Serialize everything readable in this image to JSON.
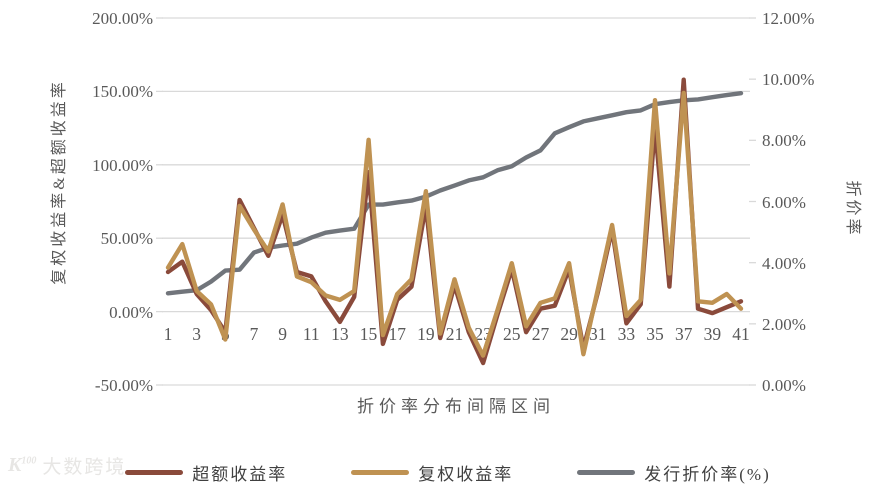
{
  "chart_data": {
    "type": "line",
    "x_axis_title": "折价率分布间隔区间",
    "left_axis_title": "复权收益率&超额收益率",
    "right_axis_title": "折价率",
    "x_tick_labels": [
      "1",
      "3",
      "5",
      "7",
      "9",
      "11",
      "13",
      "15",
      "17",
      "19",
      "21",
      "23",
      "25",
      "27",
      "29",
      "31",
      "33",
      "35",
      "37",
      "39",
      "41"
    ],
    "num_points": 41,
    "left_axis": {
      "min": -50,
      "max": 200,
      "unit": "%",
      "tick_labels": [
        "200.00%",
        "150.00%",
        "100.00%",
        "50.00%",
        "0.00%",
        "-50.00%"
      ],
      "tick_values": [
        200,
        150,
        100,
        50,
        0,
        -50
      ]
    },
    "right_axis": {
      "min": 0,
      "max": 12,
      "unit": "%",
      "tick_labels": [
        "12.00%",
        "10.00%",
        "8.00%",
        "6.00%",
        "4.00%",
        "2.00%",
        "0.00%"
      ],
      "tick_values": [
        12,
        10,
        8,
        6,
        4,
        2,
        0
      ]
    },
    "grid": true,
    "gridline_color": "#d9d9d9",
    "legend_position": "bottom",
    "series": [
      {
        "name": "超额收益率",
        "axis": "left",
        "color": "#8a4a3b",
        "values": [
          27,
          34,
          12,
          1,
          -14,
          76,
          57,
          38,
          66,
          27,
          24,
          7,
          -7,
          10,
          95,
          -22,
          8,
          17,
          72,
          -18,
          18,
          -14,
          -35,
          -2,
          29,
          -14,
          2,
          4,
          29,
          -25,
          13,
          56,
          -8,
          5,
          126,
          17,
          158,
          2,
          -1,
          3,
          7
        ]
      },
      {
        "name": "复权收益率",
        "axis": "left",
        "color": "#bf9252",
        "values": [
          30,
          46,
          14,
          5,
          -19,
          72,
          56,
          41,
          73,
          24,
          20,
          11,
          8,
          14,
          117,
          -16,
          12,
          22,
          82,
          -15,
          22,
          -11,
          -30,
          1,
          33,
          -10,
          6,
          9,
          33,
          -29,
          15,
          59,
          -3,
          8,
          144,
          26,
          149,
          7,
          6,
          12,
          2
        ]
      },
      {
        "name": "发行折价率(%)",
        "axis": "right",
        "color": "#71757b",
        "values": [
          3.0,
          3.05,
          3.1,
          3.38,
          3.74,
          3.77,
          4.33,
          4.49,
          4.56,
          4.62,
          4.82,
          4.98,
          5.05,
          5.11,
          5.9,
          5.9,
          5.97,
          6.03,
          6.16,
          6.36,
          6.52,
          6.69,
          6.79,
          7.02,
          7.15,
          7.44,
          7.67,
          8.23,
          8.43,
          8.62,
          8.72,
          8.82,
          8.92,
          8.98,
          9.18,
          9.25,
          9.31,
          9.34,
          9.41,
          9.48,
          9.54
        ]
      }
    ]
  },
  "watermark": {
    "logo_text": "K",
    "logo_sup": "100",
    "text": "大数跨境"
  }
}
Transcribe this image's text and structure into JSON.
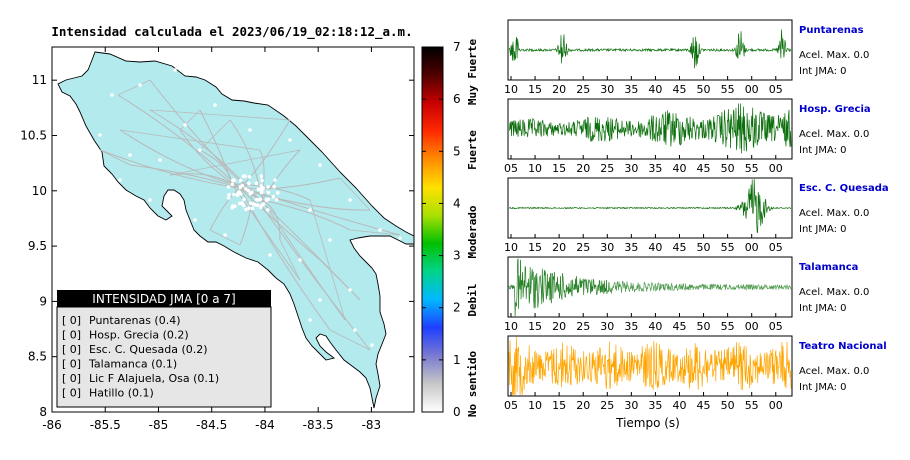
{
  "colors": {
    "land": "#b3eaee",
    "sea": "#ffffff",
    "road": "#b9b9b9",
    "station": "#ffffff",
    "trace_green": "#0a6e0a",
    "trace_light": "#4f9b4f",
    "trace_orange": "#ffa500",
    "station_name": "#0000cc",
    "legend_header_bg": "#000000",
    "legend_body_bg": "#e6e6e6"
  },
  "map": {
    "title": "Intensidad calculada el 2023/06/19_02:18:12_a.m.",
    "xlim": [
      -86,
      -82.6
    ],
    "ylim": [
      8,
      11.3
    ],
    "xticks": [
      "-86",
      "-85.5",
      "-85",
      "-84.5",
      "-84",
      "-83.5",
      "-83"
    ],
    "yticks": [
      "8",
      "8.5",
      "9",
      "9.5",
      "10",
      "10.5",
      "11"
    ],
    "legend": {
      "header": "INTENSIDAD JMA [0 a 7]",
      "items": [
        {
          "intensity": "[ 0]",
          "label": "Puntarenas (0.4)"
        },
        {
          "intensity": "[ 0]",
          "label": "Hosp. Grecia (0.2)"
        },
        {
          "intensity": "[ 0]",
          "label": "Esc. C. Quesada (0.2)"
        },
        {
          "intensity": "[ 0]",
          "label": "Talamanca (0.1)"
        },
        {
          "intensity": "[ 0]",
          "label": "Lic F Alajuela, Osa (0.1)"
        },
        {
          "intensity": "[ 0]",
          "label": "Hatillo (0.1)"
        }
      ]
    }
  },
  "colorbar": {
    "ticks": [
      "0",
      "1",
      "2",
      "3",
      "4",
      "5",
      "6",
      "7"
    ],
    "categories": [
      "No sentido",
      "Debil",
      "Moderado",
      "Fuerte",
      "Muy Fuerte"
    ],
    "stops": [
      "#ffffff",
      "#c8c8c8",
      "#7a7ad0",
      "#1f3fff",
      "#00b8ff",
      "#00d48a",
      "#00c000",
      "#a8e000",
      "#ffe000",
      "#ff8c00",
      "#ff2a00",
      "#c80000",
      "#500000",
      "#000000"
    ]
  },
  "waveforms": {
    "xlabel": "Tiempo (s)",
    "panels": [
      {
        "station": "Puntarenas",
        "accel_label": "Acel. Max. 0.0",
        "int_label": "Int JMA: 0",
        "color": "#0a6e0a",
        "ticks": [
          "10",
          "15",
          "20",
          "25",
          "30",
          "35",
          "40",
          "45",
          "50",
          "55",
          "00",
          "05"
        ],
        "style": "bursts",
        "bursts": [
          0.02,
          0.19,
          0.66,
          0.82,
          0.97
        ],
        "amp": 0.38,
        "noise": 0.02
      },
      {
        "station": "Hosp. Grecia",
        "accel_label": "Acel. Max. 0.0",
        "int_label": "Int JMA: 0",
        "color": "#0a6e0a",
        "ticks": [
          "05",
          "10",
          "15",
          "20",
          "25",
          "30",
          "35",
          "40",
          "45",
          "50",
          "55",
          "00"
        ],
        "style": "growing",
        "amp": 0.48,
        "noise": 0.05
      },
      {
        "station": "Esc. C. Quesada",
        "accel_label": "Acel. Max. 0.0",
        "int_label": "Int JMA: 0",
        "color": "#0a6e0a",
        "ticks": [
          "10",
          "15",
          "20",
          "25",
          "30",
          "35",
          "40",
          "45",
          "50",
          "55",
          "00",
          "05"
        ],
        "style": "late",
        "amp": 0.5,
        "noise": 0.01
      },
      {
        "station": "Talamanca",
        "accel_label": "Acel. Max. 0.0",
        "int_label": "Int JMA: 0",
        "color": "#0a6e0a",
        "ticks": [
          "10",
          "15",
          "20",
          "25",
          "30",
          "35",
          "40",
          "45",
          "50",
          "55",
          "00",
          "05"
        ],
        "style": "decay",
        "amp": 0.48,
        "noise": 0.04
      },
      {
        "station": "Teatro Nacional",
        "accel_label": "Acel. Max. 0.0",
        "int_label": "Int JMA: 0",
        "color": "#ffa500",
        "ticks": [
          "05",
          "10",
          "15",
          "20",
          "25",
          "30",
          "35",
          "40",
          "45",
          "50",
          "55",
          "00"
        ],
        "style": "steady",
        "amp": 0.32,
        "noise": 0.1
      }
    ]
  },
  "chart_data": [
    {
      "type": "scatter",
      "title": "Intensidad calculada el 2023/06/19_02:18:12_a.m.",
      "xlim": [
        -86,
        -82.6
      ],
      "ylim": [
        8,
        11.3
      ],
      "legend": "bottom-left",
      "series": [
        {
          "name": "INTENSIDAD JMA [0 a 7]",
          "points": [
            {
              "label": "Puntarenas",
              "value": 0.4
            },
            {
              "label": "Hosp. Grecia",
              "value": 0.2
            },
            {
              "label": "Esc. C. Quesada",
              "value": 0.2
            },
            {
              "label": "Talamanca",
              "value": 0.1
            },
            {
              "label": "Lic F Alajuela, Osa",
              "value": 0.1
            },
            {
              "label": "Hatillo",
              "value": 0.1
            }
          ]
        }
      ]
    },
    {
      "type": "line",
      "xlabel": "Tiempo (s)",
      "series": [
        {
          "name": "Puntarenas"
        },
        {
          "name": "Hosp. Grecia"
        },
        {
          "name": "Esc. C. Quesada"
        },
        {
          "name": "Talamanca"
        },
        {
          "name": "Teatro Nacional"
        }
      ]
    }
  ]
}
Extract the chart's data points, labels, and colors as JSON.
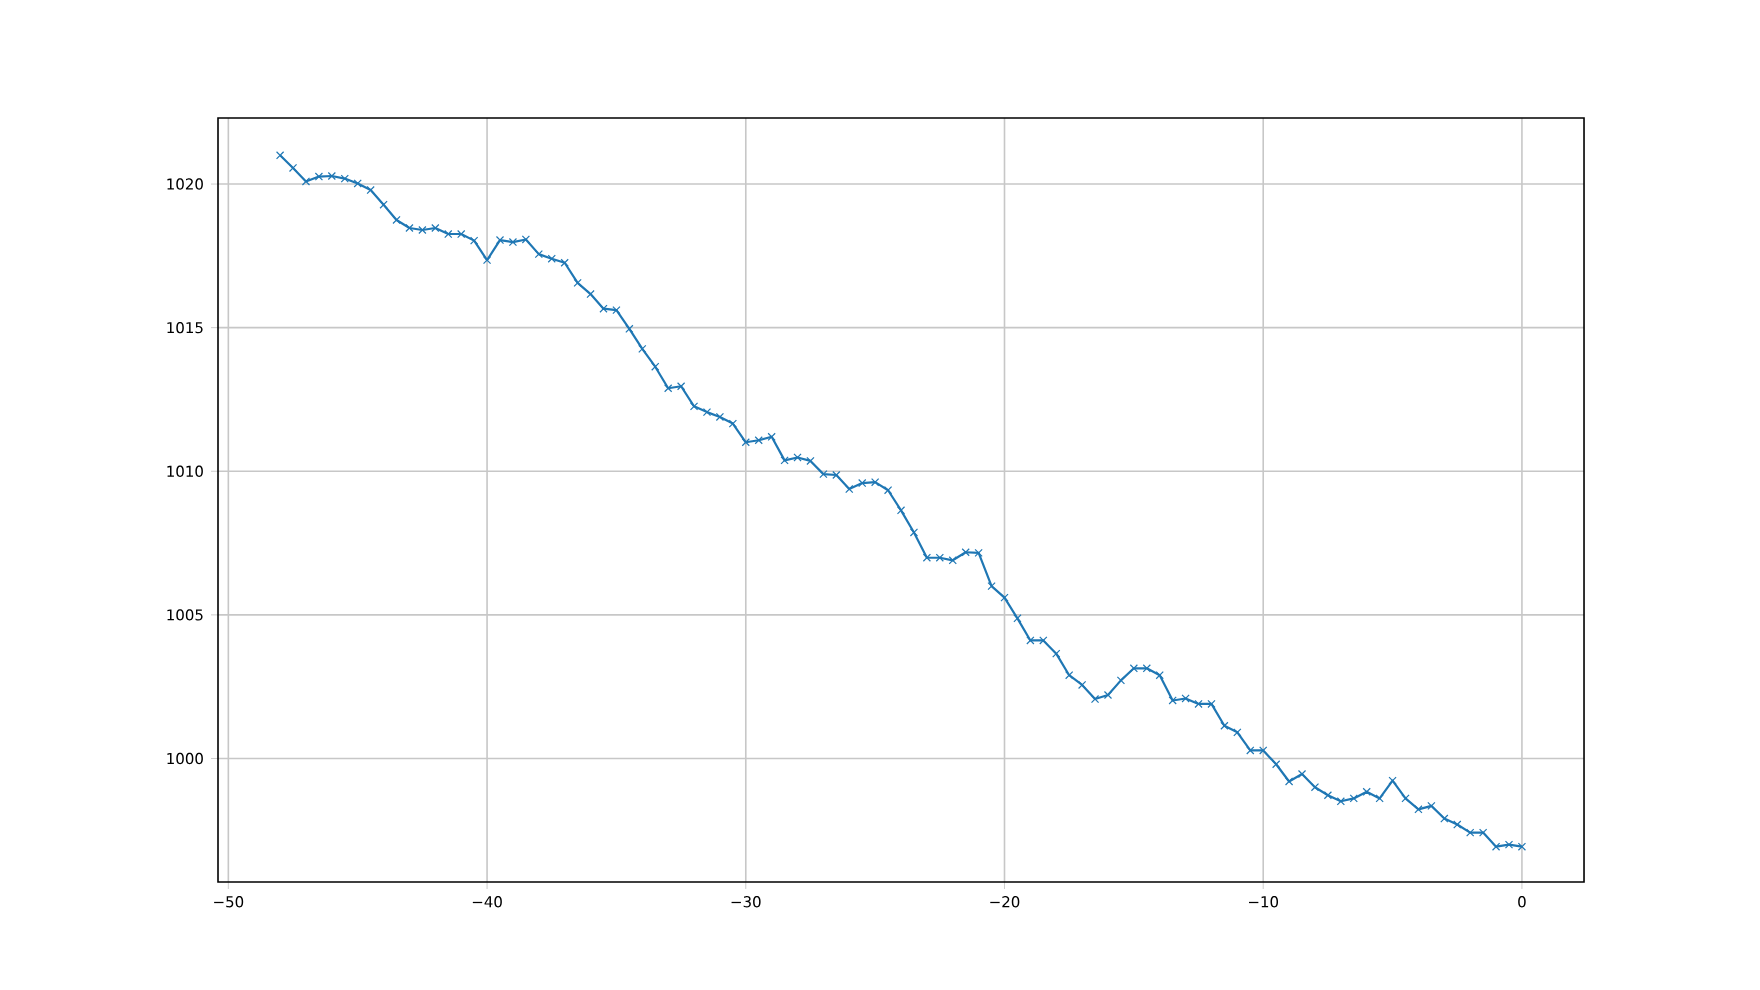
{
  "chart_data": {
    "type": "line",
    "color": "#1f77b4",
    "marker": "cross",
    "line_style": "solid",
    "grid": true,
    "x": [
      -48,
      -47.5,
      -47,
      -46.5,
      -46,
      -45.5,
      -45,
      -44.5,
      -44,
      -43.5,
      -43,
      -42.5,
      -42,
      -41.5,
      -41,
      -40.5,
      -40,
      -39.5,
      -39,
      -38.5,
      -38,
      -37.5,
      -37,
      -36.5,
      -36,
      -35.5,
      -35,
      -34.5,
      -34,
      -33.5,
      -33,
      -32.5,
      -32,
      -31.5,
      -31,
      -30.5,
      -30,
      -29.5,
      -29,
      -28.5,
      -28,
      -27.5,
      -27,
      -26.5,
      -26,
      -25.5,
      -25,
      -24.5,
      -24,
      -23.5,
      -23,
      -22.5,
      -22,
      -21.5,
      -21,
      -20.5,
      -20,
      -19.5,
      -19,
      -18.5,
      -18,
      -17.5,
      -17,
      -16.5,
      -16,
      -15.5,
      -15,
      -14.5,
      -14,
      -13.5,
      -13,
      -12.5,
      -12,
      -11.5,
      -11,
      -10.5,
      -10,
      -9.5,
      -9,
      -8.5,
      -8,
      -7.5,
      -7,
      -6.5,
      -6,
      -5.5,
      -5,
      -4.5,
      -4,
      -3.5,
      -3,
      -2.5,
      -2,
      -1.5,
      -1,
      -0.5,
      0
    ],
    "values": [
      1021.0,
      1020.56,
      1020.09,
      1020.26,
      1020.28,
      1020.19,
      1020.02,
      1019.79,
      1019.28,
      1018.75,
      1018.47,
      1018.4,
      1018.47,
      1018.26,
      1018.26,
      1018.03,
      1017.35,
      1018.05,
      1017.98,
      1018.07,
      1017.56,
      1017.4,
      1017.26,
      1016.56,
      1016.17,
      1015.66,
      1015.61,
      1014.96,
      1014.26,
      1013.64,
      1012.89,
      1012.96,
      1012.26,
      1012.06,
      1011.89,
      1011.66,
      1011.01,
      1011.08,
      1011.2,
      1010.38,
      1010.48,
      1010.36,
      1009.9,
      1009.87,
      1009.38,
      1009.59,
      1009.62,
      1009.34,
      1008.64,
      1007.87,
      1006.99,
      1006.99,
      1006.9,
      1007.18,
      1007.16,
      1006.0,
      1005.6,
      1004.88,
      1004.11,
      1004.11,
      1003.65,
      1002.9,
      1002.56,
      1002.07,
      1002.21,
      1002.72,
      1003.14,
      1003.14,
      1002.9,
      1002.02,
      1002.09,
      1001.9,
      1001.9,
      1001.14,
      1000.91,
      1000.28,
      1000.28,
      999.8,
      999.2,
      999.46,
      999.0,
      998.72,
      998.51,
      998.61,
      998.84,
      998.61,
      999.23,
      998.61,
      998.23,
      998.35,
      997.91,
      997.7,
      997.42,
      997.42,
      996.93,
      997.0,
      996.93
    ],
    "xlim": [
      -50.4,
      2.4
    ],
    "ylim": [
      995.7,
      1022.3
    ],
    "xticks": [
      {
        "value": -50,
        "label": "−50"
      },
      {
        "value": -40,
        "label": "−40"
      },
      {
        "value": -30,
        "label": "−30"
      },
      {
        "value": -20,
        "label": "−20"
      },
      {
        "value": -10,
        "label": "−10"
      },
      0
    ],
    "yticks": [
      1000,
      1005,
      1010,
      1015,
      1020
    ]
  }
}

§ **Your objective**
Count the lines of the data that include the string "this", and give only that number.

§ **Worked answer**
2